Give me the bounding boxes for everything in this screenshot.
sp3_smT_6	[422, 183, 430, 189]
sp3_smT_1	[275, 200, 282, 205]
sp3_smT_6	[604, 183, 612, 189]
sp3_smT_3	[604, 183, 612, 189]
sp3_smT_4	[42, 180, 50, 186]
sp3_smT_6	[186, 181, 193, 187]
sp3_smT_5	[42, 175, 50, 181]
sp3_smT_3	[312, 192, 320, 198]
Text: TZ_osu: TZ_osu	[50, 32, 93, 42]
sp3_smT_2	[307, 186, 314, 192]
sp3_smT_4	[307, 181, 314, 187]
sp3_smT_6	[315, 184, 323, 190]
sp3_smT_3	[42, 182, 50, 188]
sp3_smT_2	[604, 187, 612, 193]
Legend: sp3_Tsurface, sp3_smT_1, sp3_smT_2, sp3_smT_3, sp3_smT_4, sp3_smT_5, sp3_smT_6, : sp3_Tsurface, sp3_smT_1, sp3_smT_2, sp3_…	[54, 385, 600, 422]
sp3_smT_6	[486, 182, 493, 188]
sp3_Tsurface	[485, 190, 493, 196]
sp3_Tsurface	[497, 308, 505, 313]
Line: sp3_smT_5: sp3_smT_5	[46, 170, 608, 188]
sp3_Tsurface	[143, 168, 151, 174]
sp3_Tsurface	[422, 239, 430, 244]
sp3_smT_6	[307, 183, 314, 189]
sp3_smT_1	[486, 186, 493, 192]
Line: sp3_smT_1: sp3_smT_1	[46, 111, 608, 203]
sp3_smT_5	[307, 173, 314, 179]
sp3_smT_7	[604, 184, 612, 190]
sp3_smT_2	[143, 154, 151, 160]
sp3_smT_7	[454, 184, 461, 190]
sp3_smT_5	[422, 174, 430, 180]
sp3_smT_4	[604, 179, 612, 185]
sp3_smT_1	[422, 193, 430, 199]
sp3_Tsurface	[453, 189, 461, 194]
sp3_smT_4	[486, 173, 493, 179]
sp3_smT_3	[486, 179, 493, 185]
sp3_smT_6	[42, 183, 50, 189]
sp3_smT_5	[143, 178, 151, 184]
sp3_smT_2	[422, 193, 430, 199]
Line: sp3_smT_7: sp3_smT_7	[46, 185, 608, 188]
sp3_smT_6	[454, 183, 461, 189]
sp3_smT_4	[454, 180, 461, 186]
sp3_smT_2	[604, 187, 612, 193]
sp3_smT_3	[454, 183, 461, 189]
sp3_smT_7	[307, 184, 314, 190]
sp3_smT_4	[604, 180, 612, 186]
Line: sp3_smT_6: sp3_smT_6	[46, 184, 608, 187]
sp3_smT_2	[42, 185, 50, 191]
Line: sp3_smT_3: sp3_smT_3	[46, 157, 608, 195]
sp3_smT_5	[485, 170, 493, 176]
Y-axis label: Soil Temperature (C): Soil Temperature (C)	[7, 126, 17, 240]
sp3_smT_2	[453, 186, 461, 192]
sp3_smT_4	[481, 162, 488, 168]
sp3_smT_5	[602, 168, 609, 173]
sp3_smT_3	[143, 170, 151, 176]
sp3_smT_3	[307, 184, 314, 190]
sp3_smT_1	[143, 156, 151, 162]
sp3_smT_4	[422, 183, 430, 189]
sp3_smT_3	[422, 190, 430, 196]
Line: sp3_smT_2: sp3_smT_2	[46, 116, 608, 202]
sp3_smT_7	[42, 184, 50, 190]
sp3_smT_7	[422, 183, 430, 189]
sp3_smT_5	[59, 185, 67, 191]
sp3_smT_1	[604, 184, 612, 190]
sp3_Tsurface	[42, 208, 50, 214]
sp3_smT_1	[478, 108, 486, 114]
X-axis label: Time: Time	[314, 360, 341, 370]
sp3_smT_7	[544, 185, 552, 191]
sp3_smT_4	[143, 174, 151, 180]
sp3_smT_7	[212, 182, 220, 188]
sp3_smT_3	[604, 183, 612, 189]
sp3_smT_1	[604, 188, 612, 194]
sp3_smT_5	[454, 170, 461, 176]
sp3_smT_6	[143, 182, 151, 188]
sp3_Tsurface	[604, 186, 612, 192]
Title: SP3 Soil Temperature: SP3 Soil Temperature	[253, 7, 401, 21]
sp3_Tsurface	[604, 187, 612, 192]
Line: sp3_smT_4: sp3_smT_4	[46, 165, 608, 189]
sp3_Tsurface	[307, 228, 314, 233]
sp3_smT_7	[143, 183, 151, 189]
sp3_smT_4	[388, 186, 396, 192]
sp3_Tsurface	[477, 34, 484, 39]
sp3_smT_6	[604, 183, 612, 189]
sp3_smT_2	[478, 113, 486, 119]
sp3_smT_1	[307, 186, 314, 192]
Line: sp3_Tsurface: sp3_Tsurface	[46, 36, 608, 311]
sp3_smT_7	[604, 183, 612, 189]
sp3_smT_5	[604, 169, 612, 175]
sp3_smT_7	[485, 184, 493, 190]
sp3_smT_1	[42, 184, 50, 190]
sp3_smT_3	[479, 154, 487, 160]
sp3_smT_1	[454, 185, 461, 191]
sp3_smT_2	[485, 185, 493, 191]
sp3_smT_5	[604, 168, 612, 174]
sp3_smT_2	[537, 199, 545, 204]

┄┄┄┄┄┄┄┄┄┄┄┄┄┄┄┄┄┄┄┄

> Task to complete: Rewrite the material above with every occurrence of "Soil Temperature" swapped for "Ground Temperature", leaving everything else unchanged.

> Exercise solution:
Give me the bounding boxes for everything in this screenshot.
sp3_smT_6	[422, 183, 430, 189]
sp3_smT_1	[275, 200, 282, 205]
sp3_smT_6	[604, 183, 612, 189]
sp3_smT_3	[604, 183, 612, 189]
sp3_smT_4	[42, 180, 50, 186]
sp3_smT_6	[186, 181, 193, 187]
sp3_smT_5	[42, 175, 50, 181]
sp3_smT_3	[312, 192, 320, 198]
Text: TZ_osu: TZ_osu	[50, 32, 93, 42]
sp3_smT_2	[307, 186, 314, 192]
sp3_smT_4	[307, 181, 314, 187]
sp3_smT_6	[315, 184, 323, 190]
sp3_smT_3	[42, 182, 50, 188]
sp3_smT_2	[604, 187, 612, 193]
Legend: sp3_Tsurface, sp3_smT_1, sp3_smT_2, sp3_smT_3, sp3_smT_4, sp3_smT_5, sp3_smT_6, : sp3_Tsurface, sp3_smT_1, sp3_smT_2, sp3_…	[54, 385, 600, 422]
sp3_smT_6	[486, 182, 493, 188]
sp3_Tsurface	[485, 190, 493, 196]
sp3_Tsurface	[497, 308, 505, 313]
Line: sp3_smT_5: sp3_smT_5	[46, 170, 608, 188]
sp3_Tsurface	[143, 168, 151, 174]
sp3_Tsurface	[422, 239, 430, 244]
sp3_smT_6	[307, 183, 314, 189]
sp3_smT_1	[486, 186, 493, 192]
Line: sp3_smT_1: sp3_smT_1	[46, 111, 608, 203]
sp3_smT_5	[307, 173, 314, 179]
sp3_smT_7	[604, 184, 612, 190]
sp3_smT_2	[143, 154, 151, 160]
sp3_smT_7	[454, 184, 461, 190]
sp3_smT_5	[422, 174, 430, 180]
sp3_smT_4	[604, 179, 612, 185]
sp3_smT_1	[422, 193, 430, 199]
sp3_Tsurface	[453, 189, 461, 194]
sp3_smT_4	[486, 173, 493, 179]
sp3_smT_3	[486, 179, 493, 185]
sp3_smT_6	[42, 183, 50, 189]
sp3_smT_5	[143, 178, 151, 184]
sp3_smT_2	[422, 193, 430, 199]
Line: sp3_smT_7: sp3_smT_7	[46, 185, 608, 188]
sp3_smT_6	[454, 183, 461, 189]
sp3_smT_4	[454, 180, 461, 186]
sp3_smT_2	[604, 187, 612, 193]
sp3_smT_3	[454, 183, 461, 189]
sp3_smT_7	[307, 184, 314, 190]
sp3_smT_4	[604, 180, 612, 186]
Line: sp3_smT_6: sp3_smT_6	[46, 184, 608, 187]
sp3_smT_2	[42, 185, 50, 191]
Line: sp3_smT_3: sp3_smT_3	[46, 157, 608, 195]
sp3_smT_5	[485, 170, 493, 176]
Y-axis label: Ground Temperature (C): Ground Temperature (C)	[7, 126, 17, 240]
sp3_smT_2	[453, 186, 461, 192]
sp3_smT_4	[481, 162, 488, 168]
sp3_smT_5	[602, 168, 609, 173]
sp3_smT_3	[143, 170, 151, 176]
sp3_smT_3	[307, 184, 314, 190]
sp3_smT_1	[143, 156, 151, 162]
sp3_smT_4	[422, 183, 430, 189]
sp3_smT_3	[422, 190, 430, 196]
Line: sp3_smT_2: sp3_smT_2	[46, 116, 608, 202]
sp3_smT_7	[42, 184, 50, 190]
sp3_smT_7	[422, 183, 430, 189]
sp3_smT_5	[59, 185, 67, 191]
sp3_smT_1	[604, 184, 612, 190]
sp3_Tsurface	[42, 208, 50, 214]
sp3_smT_1	[478, 108, 486, 114]
X-axis label: Time: Time	[314, 360, 341, 370]
sp3_smT_7	[544, 185, 552, 191]
sp3_smT_4	[143, 174, 151, 180]
sp3_smT_7	[212, 182, 220, 188]
sp3_smT_3	[604, 183, 612, 189]
sp3_smT_1	[604, 188, 612, 194]
sp3_smT_5	[454, 170, 461, 176]
sp3_smT_6	[143, 182, 151, 188]
sp3_Tsurface	[604, 186, 612, 192]
Title: SP3 Ground Temperature: SP3 Ground Temperature	[253, 7, 401, 21]
sp3_Tsurface	[604, 187, 612, 192]
Line: sp3_smT_4: sp3_smT_4	[46, 165, 608, 189]
sp3_Tsurface	[307, 228, 314, 233]
sp3_smT_7	[143, 183, 151, 189]
sp3_smT_4	[388, 186, 396, 192]
sp3_Tsurface	[477, 34, 484, 39]
sp3_smT_6	[604, 183, 612, 189]
sp3_smT_2	[478, 113, 486, 119]
sp3_smT_1	[307, 186, 314, 192]
Line: sp3_Tsurface: sp3_Tsurface	[46, 36, 608, 311]
sp3_smT_7	[604, 183, 612, 189]
sp3_smT_5	[604, 169, 612, 175]
sp3_smT_7	[485, 184, 493, 190]
sp3_smT_1	[42, 184, 50, 190]
sp3_smT_3	[479, 154, 487, 160]
sp3_smT_1	[454, 185, 461, 191]
sp3_smT_2	[485, 185, 493, 191]
sp3_smT_5	[604, 168, 612, 174]
sp3_smT_2	[537, 199, 545, 204]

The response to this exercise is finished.